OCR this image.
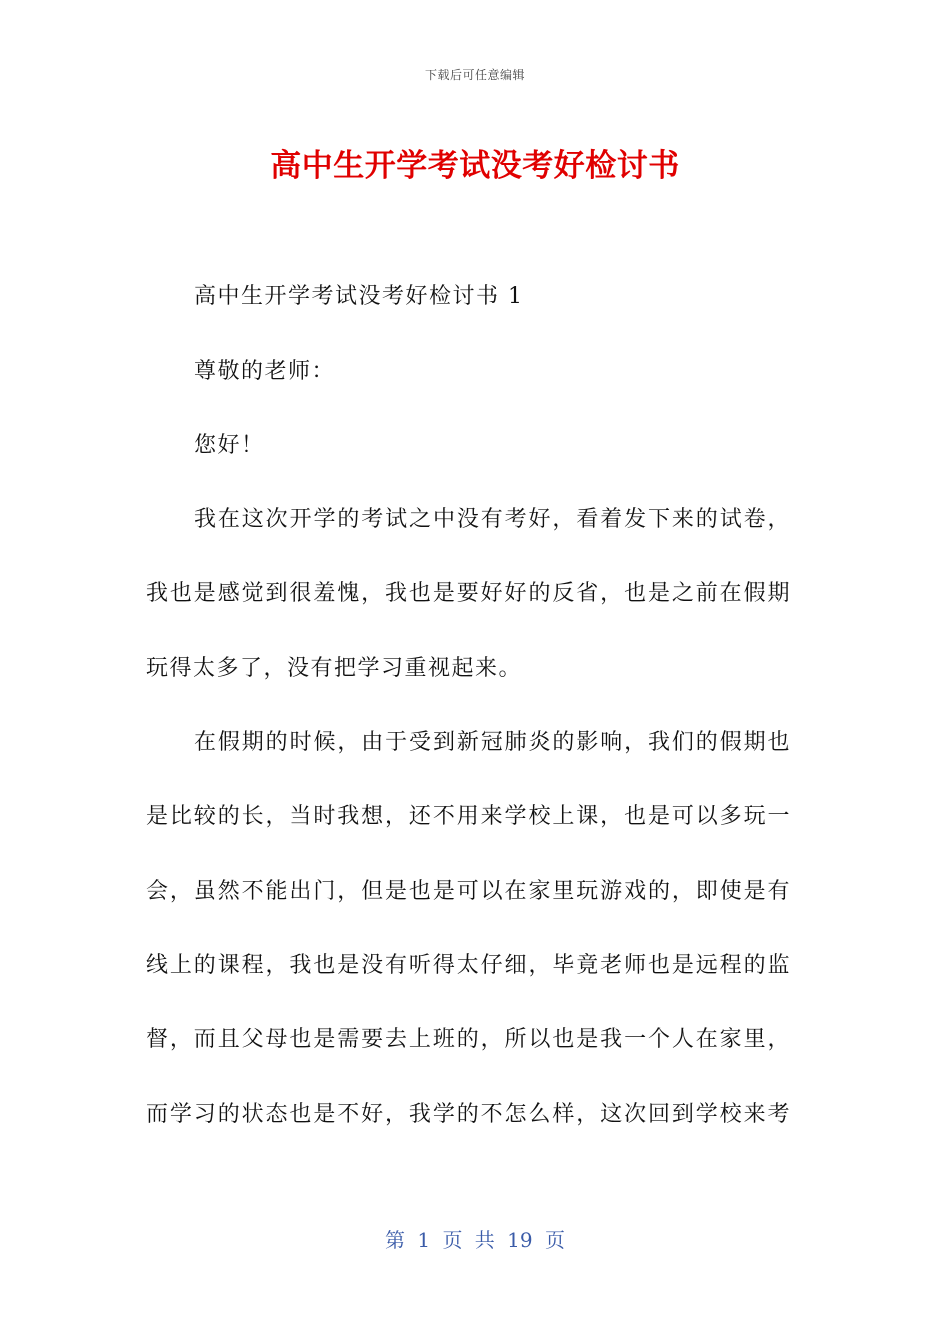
下载后可任意编辑
高中生开学考试没考好检讨书
高中生开学考试没考好检讨书 1
尊敬的老师：
您好！
我在这次开学的考试之中没有考好，看着发下来的试卷，
我也是感觉到很羞愧，我也是要好好的反省，也是之前在假期
玩得太多了，没有把学习重视起来。
在假期的时候，由于受到新冠肺炎的影响，我们的假期也
是比较的长，当时我想，还不用来学校上课，也是可以多玩一
会，虽然不能出门，但是也是可以在家里玩游戏的，即使是有
线上的课程，我也是没有听得太仔细，毕竟老师也是远程的监
督，而且父母也是需要去上班的，所以也是我一个人在家里，
而学习的状态也是不好，我学的不怎么样，这次回到学校来考
第 1 页 共 19 页
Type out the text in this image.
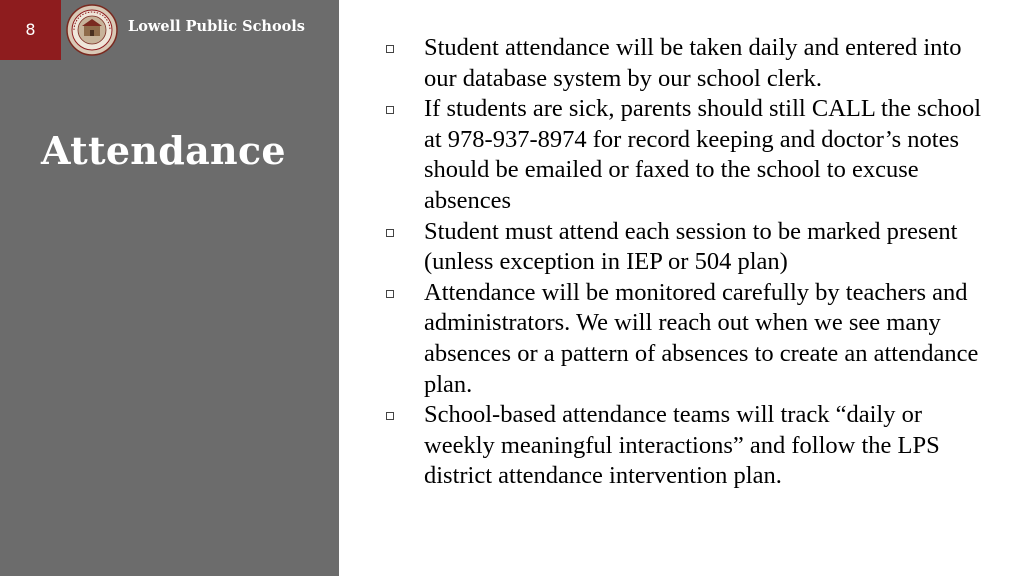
8	Lowell Public Schools
Attendance
Student attendance will be taken daily and entered into our database system by our school clerk.
If students are sick, parents should still CALL the school at 978-937-8974 for record keeping and doctor’s notes should be emailed or faxed to the school to excuse absences
Student must attend each session to be marked present (unless exception in IEP or 504 plan)
Attendance will be monitored carefully by teachers and administrators. We will reach out when we see many absences or a pattern of absences to create an attendance plan.
School-based attendance teams will track “daily or weekly meaningful interactions” and follow the LPS district attendance intervention plan.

___

Task objective: Retype the whole listing, keeping every line identical and omitting all pictures.

Output of the task:
OCR this image.
下载后可任意编辑
高中生开学考试没考好检讨书
高中生开学考试没考好检讨书 1
尊敬的老师：
您好！
我在这次开学的考试之中没有考好，看着发下来的试卷，
我也是感觉到很羞愧，我也是要好好的反省，也是之前在假期
玩得太多了，没有把学习重视起来。
在假期的时候，由于受到新冠肺炎的影响，我们的假期也
是比较的长，当时我想，还不用来学校上课，也是可以多玩一
会，虽然不能出门，但是也是可以在家里玩游戏的，即使是有
线上的课程，我也是没有听得太仔细，毕竟老师也是远程的监
督，而且父母也是需要去上班的，所以也是我一个人在家里，
而学习的状态也是不好，我学的不怎么样，这次回到学校来考
第 1 页 共 19 页
Type out the text in this image.
8	Lowell Public Schools
Attendance
Student attendance will be taken daily and entered into our database system by our school clerk.
If students are sick, parents should still CALL the school at 978-937-8974 for record keeping and doctor’s notes should be emailed or faxed to the school to excuse absences
Student must attend each session to be marked present (unless exception in IEP or 504 plan)
Attendance will be monitored carefully by teachers and administrators. We will reach out when we see many absences or a pattern of absences to create an attendance plan.
School-based attendance teams will track “daily or weekly meaningful interactions” and follow the LPS district attendance intervention plan.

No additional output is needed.